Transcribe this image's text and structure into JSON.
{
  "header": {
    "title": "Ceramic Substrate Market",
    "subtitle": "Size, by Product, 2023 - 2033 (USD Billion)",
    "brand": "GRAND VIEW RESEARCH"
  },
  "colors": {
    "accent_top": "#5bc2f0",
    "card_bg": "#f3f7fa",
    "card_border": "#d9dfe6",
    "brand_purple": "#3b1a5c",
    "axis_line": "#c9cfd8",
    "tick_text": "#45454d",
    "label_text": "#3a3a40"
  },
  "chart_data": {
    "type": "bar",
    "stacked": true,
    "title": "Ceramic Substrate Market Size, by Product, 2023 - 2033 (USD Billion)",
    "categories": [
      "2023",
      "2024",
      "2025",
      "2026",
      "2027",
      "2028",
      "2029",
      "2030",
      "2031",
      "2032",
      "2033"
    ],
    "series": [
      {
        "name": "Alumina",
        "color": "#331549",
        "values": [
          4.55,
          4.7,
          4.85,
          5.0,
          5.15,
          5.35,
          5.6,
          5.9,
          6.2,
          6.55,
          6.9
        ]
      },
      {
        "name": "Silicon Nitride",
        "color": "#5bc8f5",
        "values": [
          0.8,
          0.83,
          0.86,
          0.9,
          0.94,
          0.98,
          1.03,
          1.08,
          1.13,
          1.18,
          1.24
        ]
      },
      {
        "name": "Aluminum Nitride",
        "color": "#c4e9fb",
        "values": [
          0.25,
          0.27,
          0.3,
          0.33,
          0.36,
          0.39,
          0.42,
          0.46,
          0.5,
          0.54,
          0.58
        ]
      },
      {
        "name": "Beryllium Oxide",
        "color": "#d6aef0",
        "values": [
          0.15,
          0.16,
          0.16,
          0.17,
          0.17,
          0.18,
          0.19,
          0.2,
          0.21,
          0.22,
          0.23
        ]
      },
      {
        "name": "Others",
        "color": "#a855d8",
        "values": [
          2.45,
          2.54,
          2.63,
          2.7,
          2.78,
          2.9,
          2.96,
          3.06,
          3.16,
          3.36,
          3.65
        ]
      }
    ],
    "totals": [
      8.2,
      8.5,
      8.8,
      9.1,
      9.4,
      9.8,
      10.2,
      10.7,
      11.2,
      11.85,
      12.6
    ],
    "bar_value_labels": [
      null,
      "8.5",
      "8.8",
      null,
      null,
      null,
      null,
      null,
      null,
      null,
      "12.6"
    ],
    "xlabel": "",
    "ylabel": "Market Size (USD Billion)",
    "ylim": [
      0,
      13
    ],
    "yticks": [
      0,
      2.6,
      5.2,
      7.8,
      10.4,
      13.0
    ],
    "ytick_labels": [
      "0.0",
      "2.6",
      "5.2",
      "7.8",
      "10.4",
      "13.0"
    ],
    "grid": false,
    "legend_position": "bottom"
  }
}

************

— Task to complete —
Repeat the records above exactly, leaving none out.

— Result —
Transcribe this image's text and structure into JSON.
{
  "header": {
    "title": "Ceramic Substrate Market",
    "subtitle": "Size, by Product, 2023 - 2033 (USD Billion)",
    "brand": "GRAND VIEW RESEARCH"
  },
  "colors": {
    "accent_top": "#5bc2f0",
    "card_bg": "#f3f7fa",
    "card_border": "#d9dfe6",
    "brand_purple": "#3b1a5c",
    "axis_line": "#c9cfd8",
    "tick_text": "#45454d",
    "label_text": "#3a3a40"
  },
  "chart_data": {
    "type": "bar",
    "stacked": true,
    "title": "Ceramic Substrate Market Size, by Product, 2023 - 2033 (USD Billion)",
    "categories": [
      "2023",
      "2024",
      "2025",
      "2026",
      "2027",
      "2028",
      "2029",
      "2030",
      "2031",
      "2032",
      "2033"
    ],
    "series": [
      {
        "name": "Alumina",
        "color": "#331549",
        "values": [
          4.55,
          4.7,
          4.85,
          5.0,
          5.15,
          5.35,
          5.6,
          5.9,
          6.2,
          6.55,
          6.9
        ]
      },
      {
        "name": "Silicon Nitride",
        "color": "#5bc8f5",
        "values": [
          0.8,
          0.83,
          0.86,
          0.9,
          0.94,
          0.98,
          1.03,
          1.08,
          1.13,
          1.18,
          1.24
        ]
      },
      {
        "name": "Aluminum Nitride",
        "color": "#c4e9fb",
        "values": [
          0.25,
          0.27,
          0.3,
          0.33,
          0.36,
          0.39,
          0.42,
          0.46,
          0.5,
          0.54,
          0.58
        ]
      },
      {
        "name": "Beryllium Oxide",
        "color": "#d6aef0",
        "values": [
          0.15,
          0.16,
          0.16,
          0.17,
          0.17,
          0.18,
          0.19,
          0.2,
          0.21,
          0.22,
          0.23
        ]
      },
      {
        "name": "Others",
        "color": "#a855d8",
        "values": [
          2.45,
          2.54,
          2.63,
          2.7,
          2.78,
          2.9,
          2.96,
          3.06,
          3.16,
          3.36,
          3.65
        ]
      }
    ],
    "totals": [
      8.2,
      8.5,
      8.8,
      9.1,
      9.4,
      9.8,
      10.2,
      10.7,
      11.2,
      11.85,
      12.6
    ],
    "bar_value_labels": [
      null,
      "8.5",
      "8.8",
      null,
      null,
      null,
      null,
      null,
      null,
      null,
      "12.6"
    ],
    "xlabel": "",
    "ylabel": "Market Size (USD Billion)",
    "ylim": [
      0,
      13
    ],
    "yticks": [
      0,
      2.6,
      5.2,
      7.8,
      10.4,
      13.0
    ],
    "ytick_labels": [
      "0.0",
      "2.6",
      "5.2",
      "7.8",
      "10.4",
      "13.0"
    ],
    "grid": false,
    "legend_position": "bottom"
  }
}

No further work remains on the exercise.